EXCERPT PROVIDED
- Opening Delimiter -

Blood samples were collected, also in fasting conditions, and were used for the assessment of biochemical parameters (blood glucose, glycated hemoglobin A1c [HbA1c], creatinine, total cholesterol, LDL and HDL cholesterol, triglycerides, ASAT, ALAT, nitrotyrosine) and serum AA levels. Biochemical measurements were performed on the day of collection using routine enzymatic methods. Samples for the nitrotyrosine and AA were centrifuged on the same day and frozen until assessment. Nitrotyrosine levels were assessed using a commercially available enzyme-linked immunosorbent assay (ELISA) sandwich test, according to manufacturers’ instructions (Hycult Biotech, USA) [13]. An estimated glomerular filtration rate was calculated using the Chronic Kidney Disease Epidemiology Collaboration formula, available online at: https://qxmd.com/calculate/calculator_251/egfr-using-ckd-epi (last accessed 16 February 2021).

2.3. Serum AA Levels Measurement

The AA profile and quantification of all serum samples were determined by ultrahigh performance liquid chromatography (UHPLC) coupled with electrospray ionization-quadrupole-time of MS in positive mode (UHPLC-Q-TOF –[ESI+]-MS), using the Thermo ScientificTM UHPLC UltiMate 3000 equipped with a quaternary pump Dionex delivery system (Thermo Fisher Scientific, USA) and MS detection with the MaXis Impact 2012 version (Bruker Daltonics, MA, USA). The UHPLC-Q-TOF-(ESI+)-MS analysis and data processing of AA levels were conducted at the Research and Development Center for Applied Biotechnology in Diagnosis and Molecular Therapies, Cluj-Napoca, Romania.

The solvents used for the UHPLC analysis were acetonitrile (Merck, Germany), sodium and ammonium formate (99% purity) (Alfa Aesar, Germany) and HClO4 (Merck, Germany). Proteins from the serum samples were precipitated using 0.4N HClO4 in a 1:1 ratio, vortexed for 20 s and centrifuged at 12,500 rpm for 5 min. The supernatant was collected, filtered through a 0.2 μm Nylon filter and injected into the HPLC-MS system.

Twenty AAs were simultaneously identified: essential (histidine, isoleucine, leucine, lysine, methionine, phenylalanine, threonine, tryptophan, valine), conditional essential (asparagine, glutamine, proline, tyrosine, cysteine, arginine) and non-essential (aspartic acid, cysteine, citrulline, glutamic acid, ornithine). AAs were quantified using signal areas at retention times specific to each amino acid, using QuantAnalysis 2.2 software (Bruker Daltonics, Germany).

The quantification and absolute linearity of the 20 AAs were performed using a standard solution containing the 20 AAs in equal amounts. The standard AA solution was prepared according to the protocol used for the biofluids described above. Three-point calibration curves were performed for each individual AA quantification. Homoarginine, methionine-D3 and homophenylalanine were used as internal standards.

- Closing Delimiter -

EXTRACTED MATERIAL
- Opening Delimiter -

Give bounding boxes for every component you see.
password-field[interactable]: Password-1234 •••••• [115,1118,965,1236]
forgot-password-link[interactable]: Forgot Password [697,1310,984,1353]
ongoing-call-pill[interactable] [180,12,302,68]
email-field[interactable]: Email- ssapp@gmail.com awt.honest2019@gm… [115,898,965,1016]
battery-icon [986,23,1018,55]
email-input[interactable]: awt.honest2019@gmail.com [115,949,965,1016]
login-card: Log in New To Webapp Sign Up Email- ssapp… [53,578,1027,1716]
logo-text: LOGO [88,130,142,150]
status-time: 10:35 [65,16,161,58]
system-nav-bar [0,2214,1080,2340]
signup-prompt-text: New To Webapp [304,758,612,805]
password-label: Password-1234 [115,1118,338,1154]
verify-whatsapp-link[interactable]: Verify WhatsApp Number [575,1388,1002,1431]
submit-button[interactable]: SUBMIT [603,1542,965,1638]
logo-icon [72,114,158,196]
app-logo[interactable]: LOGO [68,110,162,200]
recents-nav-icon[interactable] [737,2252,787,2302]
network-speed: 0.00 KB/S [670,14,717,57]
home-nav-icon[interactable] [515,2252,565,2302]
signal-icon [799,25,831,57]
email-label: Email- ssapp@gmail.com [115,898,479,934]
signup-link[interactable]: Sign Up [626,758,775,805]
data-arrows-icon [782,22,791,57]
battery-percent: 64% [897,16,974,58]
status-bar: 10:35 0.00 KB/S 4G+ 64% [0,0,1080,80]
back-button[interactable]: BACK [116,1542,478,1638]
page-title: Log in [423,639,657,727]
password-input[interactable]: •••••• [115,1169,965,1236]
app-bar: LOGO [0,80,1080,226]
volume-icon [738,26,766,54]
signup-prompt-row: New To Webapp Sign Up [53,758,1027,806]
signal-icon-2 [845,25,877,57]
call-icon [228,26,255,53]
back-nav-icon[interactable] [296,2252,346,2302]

- Closing Delimiter -

WORK INSTRUCTION 1
In the excerpt on measuring serum amino acids, explain what the standard solution with all 20 amino acids was used for and how it was prepared, in one to three sentences.
WORK INSTRUCTION 2
Carry on the excerpt on measuring serum amino acids from the point where it stops.
The material has nothing to do with what you're asked to do here.

ANSWER SECTION 1
The standard solution, which held the 20 amino acids in equal amounts, was used to quantify them and check their absolute linearity, with three-point calibration curves run for each one. It was prepared using the same protocol as the serum samples.

ANSWER SECTION 2
The free AAs obtained from the derivatization were separated on the Intrada Amino Acids 50 × 3 mm, 3 µm (Imtakt, Kyoto, Japan). The mobile phases consisted of acetonitrile/formic acid (100/0.3) and acetonitrile/ammonium formate 100 mM (20/80). The flow rate was set at 0.6 mL/min and the column temperature was maintained at 37 °C, while the elution time was set at 24 min and the injected volume was 5 μL. The identification of derivatized AAs was done with MS using the following parameters: the ionization electrospray source was set in the positive ion mode, the nebulization gas pressure was 2.8 bars, the dry gas flow was 12 L/min and the drying gas temperature was set at 300 °C. Prior to each injection, a sodium formate calibration solution was introduced into the system. Instrument control and data processing were performed using a number of specific software: TofControl 3.2, HyStar 3.2, Data Analysis 4.2 and Quantitative Analysis 2.2 (Bruker Daltonics, MA, USA).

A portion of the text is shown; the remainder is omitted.